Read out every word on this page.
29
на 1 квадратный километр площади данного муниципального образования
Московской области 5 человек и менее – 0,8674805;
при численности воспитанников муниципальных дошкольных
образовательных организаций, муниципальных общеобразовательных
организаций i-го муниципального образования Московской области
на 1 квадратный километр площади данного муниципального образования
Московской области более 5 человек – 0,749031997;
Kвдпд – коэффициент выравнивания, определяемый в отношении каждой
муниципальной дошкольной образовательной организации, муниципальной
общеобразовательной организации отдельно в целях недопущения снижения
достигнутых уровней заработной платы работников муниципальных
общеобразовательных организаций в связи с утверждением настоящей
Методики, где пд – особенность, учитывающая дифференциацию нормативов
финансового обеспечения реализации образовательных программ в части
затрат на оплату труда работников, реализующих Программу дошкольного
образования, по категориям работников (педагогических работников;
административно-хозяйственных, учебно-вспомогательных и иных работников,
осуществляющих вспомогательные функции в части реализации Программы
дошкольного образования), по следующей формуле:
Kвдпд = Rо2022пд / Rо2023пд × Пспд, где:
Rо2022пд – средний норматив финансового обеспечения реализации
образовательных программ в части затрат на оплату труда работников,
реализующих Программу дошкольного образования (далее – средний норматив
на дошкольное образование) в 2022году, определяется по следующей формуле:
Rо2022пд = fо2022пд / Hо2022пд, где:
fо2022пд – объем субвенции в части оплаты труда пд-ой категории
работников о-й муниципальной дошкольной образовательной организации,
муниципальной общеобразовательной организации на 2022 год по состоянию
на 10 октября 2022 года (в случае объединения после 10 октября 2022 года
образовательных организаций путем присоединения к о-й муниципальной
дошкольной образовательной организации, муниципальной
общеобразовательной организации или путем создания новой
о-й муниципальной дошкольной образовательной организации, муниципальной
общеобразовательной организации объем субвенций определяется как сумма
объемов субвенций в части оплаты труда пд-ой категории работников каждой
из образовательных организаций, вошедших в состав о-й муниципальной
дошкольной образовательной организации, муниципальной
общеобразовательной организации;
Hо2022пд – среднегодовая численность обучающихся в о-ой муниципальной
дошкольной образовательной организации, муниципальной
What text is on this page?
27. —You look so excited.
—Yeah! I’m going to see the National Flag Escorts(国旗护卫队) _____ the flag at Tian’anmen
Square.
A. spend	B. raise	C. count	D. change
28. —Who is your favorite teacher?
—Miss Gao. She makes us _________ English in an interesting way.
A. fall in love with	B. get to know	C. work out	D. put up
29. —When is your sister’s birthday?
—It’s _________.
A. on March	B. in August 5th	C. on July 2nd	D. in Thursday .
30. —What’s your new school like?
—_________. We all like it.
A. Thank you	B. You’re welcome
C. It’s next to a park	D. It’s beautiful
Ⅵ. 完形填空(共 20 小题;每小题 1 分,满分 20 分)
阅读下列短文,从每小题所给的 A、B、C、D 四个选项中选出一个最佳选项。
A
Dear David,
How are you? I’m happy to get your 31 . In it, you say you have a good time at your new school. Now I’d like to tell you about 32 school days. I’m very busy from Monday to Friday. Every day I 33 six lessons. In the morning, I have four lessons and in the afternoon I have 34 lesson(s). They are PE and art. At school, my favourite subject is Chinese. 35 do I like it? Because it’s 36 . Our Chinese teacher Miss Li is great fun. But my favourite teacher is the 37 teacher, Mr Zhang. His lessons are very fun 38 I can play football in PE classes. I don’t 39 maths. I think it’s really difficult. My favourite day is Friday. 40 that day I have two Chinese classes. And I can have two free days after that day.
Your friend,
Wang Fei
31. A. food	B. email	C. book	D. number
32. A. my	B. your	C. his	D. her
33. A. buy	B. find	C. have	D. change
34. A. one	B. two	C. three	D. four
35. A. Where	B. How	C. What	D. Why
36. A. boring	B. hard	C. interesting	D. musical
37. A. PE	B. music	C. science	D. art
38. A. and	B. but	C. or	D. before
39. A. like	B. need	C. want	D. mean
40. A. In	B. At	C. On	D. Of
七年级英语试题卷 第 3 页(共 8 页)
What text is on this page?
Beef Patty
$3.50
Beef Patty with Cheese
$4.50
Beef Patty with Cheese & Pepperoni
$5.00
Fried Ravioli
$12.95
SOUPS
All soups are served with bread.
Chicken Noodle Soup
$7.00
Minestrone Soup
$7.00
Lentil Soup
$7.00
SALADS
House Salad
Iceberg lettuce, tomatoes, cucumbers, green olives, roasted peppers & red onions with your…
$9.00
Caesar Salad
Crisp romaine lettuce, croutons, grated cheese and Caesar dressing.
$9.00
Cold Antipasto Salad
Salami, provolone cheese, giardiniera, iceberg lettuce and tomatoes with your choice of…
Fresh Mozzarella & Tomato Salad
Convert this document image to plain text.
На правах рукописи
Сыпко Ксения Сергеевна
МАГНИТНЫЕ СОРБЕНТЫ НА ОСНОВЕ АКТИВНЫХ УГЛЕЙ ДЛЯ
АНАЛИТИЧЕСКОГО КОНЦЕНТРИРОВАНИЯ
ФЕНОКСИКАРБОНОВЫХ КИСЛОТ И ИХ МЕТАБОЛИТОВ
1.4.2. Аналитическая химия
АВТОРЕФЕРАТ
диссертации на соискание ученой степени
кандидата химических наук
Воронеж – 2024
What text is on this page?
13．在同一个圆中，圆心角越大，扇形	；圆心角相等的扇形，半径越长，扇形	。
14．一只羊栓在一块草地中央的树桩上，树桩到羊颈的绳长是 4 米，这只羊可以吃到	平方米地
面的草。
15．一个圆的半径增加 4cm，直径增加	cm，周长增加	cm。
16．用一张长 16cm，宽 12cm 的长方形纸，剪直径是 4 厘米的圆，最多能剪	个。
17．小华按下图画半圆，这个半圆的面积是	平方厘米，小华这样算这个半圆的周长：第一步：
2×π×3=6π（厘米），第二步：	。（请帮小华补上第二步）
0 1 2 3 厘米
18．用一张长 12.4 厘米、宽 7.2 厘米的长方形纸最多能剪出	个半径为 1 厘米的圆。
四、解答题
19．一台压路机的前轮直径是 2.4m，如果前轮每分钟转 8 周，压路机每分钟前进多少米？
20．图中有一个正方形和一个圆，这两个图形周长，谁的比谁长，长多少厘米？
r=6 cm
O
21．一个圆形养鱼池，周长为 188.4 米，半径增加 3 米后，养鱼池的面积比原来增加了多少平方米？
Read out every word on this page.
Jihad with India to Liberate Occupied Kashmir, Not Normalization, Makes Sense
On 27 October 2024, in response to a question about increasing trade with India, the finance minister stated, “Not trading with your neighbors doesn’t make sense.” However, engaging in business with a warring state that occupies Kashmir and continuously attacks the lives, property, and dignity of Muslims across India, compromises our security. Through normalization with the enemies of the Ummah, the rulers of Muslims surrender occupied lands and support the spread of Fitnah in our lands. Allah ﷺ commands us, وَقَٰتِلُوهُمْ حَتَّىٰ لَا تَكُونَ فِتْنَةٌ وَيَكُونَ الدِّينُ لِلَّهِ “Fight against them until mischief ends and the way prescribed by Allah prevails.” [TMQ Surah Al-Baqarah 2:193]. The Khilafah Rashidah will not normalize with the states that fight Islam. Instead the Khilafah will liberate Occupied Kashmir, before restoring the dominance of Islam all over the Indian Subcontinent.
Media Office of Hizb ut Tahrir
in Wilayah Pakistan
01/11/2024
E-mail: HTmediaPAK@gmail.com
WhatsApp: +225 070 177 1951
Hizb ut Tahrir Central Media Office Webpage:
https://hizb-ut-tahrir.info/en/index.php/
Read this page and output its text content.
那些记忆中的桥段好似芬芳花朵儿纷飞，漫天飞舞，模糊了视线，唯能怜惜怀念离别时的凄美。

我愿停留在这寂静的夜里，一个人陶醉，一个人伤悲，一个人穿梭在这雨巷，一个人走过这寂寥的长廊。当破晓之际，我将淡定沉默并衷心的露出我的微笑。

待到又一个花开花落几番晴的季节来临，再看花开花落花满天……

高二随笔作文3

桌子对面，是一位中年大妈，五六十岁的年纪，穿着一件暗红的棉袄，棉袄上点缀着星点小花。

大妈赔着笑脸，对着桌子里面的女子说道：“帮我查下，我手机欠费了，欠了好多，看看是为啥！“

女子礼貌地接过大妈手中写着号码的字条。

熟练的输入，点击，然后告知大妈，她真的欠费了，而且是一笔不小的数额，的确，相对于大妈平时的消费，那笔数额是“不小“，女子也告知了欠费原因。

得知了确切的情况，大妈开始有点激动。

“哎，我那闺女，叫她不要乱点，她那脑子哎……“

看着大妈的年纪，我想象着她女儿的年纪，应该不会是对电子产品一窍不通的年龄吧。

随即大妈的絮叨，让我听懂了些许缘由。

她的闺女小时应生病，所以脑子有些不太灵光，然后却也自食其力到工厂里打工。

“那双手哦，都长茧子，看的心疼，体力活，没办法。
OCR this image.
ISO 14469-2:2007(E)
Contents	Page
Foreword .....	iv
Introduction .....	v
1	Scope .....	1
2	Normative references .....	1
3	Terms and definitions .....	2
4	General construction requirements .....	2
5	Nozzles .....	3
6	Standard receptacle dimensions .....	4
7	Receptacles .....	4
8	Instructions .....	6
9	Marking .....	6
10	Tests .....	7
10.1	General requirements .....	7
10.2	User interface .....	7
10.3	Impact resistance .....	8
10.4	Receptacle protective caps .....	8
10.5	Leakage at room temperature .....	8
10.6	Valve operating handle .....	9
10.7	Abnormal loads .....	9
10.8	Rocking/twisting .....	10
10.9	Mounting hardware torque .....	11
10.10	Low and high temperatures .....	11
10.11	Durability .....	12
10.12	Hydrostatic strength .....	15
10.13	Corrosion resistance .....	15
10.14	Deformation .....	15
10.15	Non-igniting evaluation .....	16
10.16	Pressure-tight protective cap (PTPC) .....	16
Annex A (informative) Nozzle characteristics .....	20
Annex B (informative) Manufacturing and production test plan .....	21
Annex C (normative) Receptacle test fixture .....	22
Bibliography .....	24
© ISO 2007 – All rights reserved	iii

_ _ _ _ _

[REQUIRED WORK]
Every line of the listing that holds "resistance" is to be counted; give only the resulting number.

[TASK RESULT]
2